— start Data shown —

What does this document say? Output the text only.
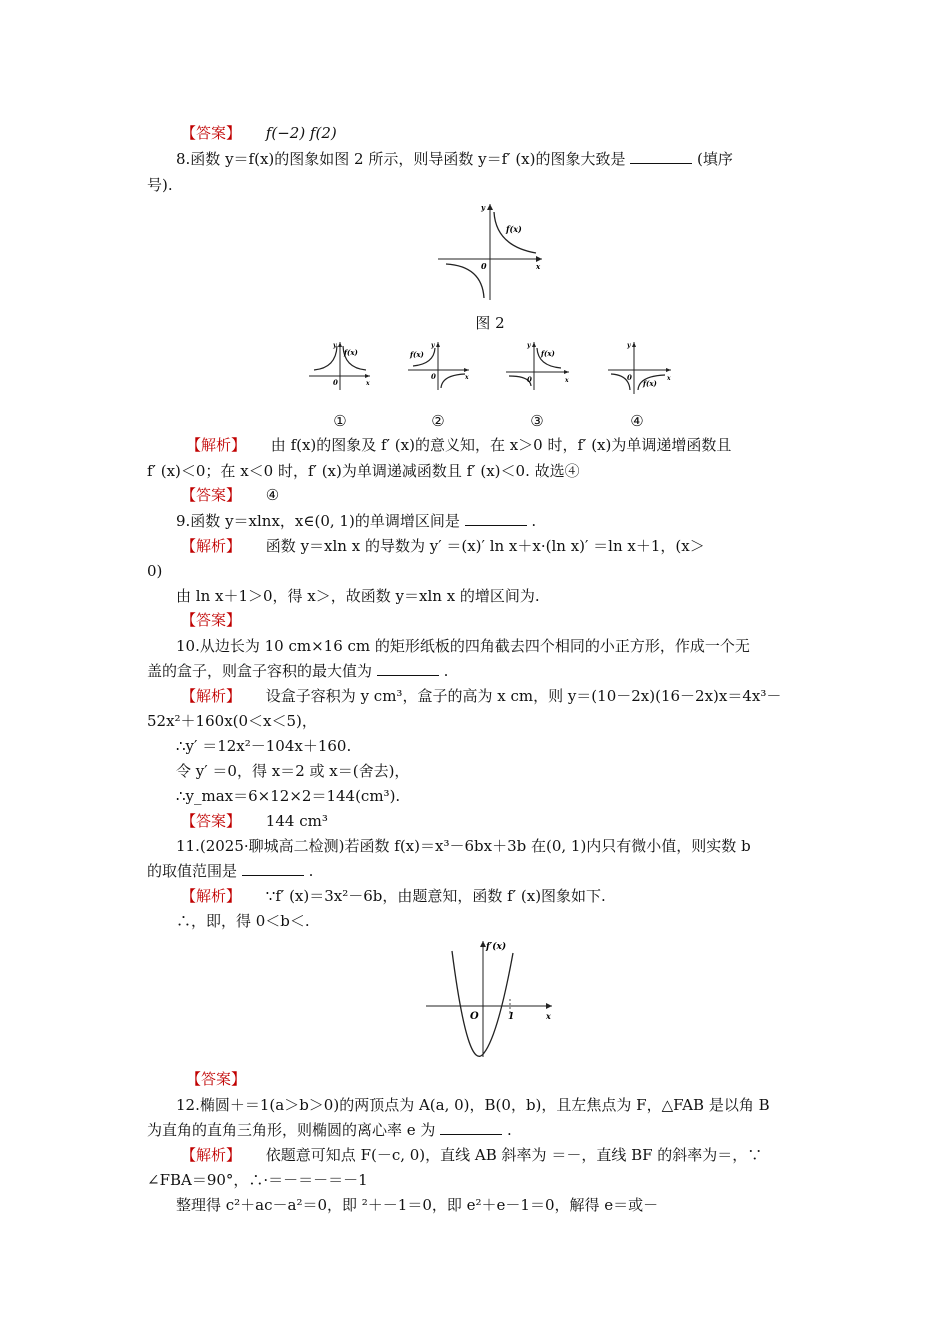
【答案】 f(−2) f(2)
8.函数 y＝f(x)的图象如图 2 所示，则导函数 y＝f′ (x)的图象大致是	(填序
号).
f(x)
0	x
y
图 2
f(x)
0	x
y
①
f(x)
0	x
y
②
f(x)
0	x
y
③
f(x)
0	x
y
④
【解析】 由 f(x)的图象及 f′ (x)的意义知，在 x＞0 时，f′ (x)为单调递增函数且
f′ (x)＜0；在 x＜0 时，f′ (x)为单调递减函数且 f′ (x)＜0. 故选④
【答案】 ④
9.函数 y＝xlnx，x∈(0, 1)的单调增区间是	.
【解析】 函数 y＝xln x 的导数为 y′ ＝(x)′ ln x＋x·(ln x)′ ＝ln x＋1，(x＞
0)
由 ln x＋1＞0，得 x＞，故函数 y＝xln x 的增区间为.
【答案】
10.从边长为 10 cm×16 cm 的矩形纸板的四角截去四个相同的小正方形，作成一个无
盖的盒子，则盒子容积的最大值为	.
【解析】 设盒子容积为 y cm³，盒子的高为 x cm，则 y＝(10－2x)(16－2x)x＝4x³－
52x²＋160x(0＜x＜5)，
∴y′ ＝12x²－104x＋160.
令 y′ ＝0，得 x＝2 或 x＝(舍去)，
∴y_max＝6×12×2＝144(cm³).
【答案】 144 cm³
11.(2025·聊城高二检测)若函数 f(x)＝x³－6bx＋3b 在(0, 1)内只有微小值，则实数 b
的取值范围是	.
【解析】 ∵f′ (x)＝3x²－6b，由题意知，函数 f′ (x)图象如下.
∴，即，得 0＜b＜.
f′(x)
O	1	x
【答案】
12.椭圆＋＝1(a＞b＞0)的两顶点为 A(a, 0)，B(0，b)，且左焦点为 F，△FAB 是以角 B
为直角的直角三角形，则椭圆的离心率 e 为	.
【解析】 依题意可知点 F(－c, 0)，直线 AB 斜率为 ＝－，直线 BF 的斜率为＝，∵
∠FBA＝90°，∴·＝－＝－＝－1
整理得 c²＋ac－a²＝0，即 ²＋－1＝0，即 e²＋e－1＝0，解得 e＝或－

— end Data shown —

- _Your instructions_
Exactly reproduce the entries above, minus the pictures.

- _Exercise result_
What does this document say? Output the text only.
【答案】 f(−2) f(2)
8.函数 y＝f(x)的图象如图 2 所示，则导函数 y＝f′ (x)的图象大致是	(填序
号).
f(x)
0	x
y
图 2
f(x)
0	x
y
①
f(x)
0	x
y
②
f(x)
0	x
y
③
f(x)
0	x
y
④
【解析】 由 f(x)的图象及 f′ (x)的意义知，在 x＞0 时，f′ (x)为单调递增函数且
f′ (x)＜0；在 x＜0 时，f′ (x)为单调递减函数且 f′ (x)＜0. 故选④
【答案】 ④
9.函数 y＝xlnx，x∈(0, 1)的单调增区间是	.
【解析】 函数 y＝xln x 的导数为 y′ ＝(x)′ ln x＋x·(ln x)′ ＝ln x＋1，(x＞
0)
由 ln x＋1＞0，得 x＞，故函数 y＝xln x 的增区间为.
【答案】
10.从边长为 10 cm×16 cm 的矩形纸板的四角截去四个相同的小正方形，作成一个无
盖的盒子，则盒子容积的最大值为	.
【解析】 设盒子容积为 y cm³，盒子的高为 x cm，则 y＝(10－2x)(16－2x)x＝4x³－
52x²＋160x(0＜x＜5)，
∴y′ ＝12x²－104x＋160.
令 y′ ＝0，得 x＝2 或 x＝(舍去)，
∴y_max＝6×12×2＝144(cm³).
【答案】 144 cm³
11.(2025·聊城高二检测)若函数 f(x)＝x³－6bx＋3b 在(0, 1)内只有微小值，则实数 b
的取值范围是	.
【解析】 ∵f′ (x)＝3x²－6b，由题意知，函数 f′ (x)图象如下.
∴，即，得 0＜b＜.
f′(x)
O	1	x
【答案】
12.椭圆＋＝1(a＞b＞0)的两顶点为 A(a, 0)，B(0，b)，且左焦点为 F，△FAB 是以角 B
为直角的直角三角形，则椭圆的离心率 e 为	.
【解析】 依题意可知点 F(－c, 0)，直线 AB 斜率为 ＝－，直线 BF 的斜率为＝，∵
∠FBA＝90°，∴·＝－＝－＝－1
整理得 c²＋ac－a²＝0，即 ²＋－1＝0，即 e²＋e－1＝0，解得 e＝或－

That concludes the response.